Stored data
========

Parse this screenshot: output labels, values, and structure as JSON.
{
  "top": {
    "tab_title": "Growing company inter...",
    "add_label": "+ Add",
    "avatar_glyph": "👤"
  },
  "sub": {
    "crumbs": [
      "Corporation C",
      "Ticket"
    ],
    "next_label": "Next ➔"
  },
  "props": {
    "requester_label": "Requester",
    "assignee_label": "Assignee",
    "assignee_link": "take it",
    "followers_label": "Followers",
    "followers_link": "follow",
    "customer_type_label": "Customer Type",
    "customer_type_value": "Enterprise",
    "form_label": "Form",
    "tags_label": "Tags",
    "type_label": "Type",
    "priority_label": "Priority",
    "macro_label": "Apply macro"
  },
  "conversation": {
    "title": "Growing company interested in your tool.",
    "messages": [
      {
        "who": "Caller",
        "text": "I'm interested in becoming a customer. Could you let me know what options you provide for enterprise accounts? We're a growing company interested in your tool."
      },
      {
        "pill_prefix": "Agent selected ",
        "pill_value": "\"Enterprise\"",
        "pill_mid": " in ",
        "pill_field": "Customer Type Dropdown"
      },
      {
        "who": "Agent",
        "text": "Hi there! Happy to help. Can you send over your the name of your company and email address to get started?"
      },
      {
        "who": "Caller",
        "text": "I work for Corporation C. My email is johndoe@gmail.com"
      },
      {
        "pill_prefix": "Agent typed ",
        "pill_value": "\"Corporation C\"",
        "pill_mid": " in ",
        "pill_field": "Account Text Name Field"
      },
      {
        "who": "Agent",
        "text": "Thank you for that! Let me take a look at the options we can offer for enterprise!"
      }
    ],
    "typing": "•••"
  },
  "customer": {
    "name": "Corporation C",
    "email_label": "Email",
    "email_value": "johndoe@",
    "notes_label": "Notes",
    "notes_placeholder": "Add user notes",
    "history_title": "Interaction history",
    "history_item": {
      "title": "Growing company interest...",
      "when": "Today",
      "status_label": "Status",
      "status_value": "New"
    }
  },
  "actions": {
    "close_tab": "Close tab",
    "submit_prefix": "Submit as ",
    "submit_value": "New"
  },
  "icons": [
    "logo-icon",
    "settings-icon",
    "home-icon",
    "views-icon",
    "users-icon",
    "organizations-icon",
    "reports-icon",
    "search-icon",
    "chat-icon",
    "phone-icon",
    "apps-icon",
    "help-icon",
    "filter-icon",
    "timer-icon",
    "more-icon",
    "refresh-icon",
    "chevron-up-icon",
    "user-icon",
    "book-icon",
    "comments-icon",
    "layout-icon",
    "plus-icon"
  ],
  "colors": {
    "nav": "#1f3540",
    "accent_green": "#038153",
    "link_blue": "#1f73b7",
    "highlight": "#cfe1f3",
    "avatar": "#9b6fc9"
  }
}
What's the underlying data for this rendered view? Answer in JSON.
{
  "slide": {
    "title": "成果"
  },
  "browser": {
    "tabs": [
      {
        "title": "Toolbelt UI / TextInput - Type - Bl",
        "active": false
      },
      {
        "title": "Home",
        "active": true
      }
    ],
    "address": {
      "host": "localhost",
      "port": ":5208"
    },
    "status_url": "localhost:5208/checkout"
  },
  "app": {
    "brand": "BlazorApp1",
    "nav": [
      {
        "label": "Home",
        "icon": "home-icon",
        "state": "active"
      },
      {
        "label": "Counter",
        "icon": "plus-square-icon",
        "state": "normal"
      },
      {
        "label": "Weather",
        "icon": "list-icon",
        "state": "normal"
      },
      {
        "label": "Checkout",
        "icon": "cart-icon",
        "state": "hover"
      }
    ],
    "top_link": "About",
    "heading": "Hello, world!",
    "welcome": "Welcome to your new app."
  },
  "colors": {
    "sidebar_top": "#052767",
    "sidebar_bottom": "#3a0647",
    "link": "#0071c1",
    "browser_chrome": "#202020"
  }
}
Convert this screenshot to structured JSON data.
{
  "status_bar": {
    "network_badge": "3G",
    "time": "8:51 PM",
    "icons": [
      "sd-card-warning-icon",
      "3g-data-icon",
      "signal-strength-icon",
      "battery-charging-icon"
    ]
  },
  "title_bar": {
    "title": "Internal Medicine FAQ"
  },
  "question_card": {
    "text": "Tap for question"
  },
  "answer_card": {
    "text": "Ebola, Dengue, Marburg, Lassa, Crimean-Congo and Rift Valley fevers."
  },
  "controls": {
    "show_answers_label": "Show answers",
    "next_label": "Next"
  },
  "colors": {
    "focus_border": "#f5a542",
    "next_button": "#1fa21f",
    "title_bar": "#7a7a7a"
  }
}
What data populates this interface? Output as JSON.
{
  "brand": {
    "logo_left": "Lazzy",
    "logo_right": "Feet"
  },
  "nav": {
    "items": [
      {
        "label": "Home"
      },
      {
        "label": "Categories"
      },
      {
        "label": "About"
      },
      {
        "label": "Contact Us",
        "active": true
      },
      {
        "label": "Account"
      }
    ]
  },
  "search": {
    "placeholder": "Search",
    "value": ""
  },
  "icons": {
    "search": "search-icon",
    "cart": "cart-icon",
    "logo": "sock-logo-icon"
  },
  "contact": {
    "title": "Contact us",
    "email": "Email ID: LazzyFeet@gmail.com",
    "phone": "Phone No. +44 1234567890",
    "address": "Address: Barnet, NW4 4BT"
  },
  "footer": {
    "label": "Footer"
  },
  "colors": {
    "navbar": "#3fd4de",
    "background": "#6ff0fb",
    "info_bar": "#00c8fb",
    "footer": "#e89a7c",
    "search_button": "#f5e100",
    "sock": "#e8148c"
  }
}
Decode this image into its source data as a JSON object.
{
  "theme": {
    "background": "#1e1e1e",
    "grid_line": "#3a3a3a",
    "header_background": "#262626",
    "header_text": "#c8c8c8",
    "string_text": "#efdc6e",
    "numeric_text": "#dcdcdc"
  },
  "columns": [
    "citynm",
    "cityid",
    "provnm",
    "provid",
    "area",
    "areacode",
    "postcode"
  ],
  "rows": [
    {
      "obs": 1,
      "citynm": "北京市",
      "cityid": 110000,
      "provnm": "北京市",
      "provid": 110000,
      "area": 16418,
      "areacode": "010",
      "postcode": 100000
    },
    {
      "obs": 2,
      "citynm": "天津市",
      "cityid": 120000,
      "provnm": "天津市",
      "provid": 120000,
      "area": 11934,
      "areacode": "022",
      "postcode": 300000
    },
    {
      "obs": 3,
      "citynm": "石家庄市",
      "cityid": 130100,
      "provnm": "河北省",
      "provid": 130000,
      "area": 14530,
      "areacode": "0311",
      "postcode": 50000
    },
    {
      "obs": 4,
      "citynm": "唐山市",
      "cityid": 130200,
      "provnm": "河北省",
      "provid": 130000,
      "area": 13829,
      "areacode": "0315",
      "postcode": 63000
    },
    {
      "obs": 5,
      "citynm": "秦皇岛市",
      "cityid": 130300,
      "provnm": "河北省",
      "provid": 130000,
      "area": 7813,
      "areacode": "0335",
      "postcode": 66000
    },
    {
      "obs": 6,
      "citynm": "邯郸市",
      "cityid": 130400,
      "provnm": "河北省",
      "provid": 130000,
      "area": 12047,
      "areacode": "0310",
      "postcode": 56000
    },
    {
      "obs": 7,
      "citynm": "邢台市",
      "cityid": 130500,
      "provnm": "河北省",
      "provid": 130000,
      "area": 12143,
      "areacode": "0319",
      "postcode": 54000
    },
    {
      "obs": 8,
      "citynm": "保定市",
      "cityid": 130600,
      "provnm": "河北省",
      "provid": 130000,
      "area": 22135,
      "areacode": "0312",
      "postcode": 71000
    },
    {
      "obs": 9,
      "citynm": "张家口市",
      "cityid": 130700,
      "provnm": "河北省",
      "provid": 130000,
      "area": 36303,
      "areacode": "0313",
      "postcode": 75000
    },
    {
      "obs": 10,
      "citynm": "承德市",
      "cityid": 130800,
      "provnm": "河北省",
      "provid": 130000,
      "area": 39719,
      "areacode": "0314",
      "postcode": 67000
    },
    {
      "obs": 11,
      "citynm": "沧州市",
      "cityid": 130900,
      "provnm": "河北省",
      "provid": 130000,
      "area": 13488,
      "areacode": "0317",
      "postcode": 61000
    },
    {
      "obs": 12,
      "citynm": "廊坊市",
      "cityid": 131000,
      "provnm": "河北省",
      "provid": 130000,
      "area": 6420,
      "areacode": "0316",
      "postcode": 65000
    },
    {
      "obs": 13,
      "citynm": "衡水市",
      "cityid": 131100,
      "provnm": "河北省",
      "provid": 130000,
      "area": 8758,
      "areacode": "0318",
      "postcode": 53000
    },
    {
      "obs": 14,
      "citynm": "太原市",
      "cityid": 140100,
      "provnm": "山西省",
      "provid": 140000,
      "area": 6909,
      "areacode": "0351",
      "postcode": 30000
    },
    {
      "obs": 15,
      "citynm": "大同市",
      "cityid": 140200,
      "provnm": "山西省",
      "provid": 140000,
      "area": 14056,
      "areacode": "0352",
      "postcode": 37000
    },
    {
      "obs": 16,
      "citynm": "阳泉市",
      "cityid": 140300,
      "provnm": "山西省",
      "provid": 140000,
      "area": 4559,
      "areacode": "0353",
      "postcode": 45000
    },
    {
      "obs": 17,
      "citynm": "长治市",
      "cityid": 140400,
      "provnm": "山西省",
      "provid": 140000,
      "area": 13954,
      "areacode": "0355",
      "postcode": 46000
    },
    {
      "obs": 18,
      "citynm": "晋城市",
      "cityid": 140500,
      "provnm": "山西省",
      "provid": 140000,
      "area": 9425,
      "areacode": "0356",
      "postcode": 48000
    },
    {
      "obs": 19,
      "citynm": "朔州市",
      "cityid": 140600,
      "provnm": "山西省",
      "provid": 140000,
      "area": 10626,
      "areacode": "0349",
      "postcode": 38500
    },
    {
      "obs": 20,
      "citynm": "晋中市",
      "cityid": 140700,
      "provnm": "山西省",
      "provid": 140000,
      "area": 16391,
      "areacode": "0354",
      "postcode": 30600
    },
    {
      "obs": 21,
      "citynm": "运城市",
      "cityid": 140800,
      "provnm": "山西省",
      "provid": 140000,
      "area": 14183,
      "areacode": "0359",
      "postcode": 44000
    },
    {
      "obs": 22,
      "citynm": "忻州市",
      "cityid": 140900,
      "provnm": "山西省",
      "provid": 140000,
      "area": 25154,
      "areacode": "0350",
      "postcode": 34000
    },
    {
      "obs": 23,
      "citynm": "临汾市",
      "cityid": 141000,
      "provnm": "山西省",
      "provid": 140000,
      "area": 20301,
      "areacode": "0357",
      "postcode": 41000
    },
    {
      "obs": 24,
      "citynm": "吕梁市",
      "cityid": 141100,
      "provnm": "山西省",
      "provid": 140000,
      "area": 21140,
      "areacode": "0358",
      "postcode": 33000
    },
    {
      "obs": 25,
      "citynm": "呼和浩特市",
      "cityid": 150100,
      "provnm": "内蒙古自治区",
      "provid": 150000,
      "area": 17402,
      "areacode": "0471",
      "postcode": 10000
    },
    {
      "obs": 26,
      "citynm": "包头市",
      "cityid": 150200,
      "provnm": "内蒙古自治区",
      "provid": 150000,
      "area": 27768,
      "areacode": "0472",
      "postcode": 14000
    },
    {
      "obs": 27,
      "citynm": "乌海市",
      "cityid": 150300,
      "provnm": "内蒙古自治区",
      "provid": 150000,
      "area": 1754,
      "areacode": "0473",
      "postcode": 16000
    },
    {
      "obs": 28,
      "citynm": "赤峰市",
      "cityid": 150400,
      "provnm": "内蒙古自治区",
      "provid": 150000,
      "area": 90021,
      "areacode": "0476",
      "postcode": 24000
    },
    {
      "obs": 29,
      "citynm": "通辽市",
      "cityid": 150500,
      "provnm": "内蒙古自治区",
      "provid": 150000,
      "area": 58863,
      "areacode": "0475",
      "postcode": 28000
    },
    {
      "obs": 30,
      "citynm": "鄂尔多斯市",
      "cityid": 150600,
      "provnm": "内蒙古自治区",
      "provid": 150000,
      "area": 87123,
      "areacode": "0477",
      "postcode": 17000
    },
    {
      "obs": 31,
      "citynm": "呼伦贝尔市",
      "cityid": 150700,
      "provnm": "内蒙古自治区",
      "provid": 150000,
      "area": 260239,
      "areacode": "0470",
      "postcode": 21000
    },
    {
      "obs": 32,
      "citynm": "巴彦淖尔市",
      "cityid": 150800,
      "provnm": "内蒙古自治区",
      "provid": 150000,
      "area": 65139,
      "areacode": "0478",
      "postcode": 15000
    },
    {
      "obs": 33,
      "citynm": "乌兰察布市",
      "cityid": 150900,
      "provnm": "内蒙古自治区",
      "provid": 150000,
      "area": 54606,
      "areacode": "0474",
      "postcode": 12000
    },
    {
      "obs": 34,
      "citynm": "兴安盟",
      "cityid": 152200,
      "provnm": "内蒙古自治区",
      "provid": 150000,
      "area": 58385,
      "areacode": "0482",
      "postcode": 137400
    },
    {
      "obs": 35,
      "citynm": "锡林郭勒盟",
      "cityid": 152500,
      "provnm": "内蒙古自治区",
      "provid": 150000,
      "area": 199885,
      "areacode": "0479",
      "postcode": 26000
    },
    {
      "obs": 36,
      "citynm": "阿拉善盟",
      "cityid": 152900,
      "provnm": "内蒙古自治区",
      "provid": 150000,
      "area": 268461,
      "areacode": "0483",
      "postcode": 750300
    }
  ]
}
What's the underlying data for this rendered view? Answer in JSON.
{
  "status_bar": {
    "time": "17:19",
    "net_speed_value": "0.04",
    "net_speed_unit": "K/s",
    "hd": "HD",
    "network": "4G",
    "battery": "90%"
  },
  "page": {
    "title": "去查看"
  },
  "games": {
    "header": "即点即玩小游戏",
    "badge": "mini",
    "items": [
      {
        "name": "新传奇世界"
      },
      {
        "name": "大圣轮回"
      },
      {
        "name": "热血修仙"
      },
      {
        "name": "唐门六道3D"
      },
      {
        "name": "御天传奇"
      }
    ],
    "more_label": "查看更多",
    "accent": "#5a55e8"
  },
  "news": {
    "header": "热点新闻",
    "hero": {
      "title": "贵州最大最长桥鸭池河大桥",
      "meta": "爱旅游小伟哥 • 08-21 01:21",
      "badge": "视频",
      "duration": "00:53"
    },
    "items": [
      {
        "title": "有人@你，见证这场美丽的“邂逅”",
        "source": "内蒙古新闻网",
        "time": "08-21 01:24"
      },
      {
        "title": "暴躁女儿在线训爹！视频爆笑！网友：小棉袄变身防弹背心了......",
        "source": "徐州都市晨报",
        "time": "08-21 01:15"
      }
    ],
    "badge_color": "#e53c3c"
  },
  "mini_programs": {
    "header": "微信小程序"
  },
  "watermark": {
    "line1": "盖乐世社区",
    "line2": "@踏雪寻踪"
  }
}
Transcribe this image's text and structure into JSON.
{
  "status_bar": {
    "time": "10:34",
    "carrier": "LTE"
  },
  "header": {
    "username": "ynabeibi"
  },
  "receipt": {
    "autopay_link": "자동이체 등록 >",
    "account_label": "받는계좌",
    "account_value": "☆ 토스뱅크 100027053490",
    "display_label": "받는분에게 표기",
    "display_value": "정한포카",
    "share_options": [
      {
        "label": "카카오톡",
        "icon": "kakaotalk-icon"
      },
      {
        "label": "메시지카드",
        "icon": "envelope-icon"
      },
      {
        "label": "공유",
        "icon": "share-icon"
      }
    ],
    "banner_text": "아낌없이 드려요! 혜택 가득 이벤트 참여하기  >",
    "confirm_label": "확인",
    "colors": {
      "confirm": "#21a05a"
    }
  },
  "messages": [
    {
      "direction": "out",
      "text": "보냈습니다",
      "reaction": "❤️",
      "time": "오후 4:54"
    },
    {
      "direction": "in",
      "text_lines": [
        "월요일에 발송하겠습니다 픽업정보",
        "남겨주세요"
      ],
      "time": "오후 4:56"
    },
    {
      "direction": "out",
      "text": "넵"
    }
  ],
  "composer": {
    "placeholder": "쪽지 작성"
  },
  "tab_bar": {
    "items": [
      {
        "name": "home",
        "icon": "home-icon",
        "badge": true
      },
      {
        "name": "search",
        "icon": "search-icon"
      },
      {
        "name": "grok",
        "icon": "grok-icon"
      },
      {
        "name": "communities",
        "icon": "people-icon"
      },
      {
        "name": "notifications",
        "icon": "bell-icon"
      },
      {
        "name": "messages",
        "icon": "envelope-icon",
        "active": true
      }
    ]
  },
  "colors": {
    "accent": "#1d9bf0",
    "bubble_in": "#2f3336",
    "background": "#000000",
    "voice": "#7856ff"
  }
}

========

Problem details
Only the number should be given: how many lines of the data contain the word "Agent"?

Complete response
4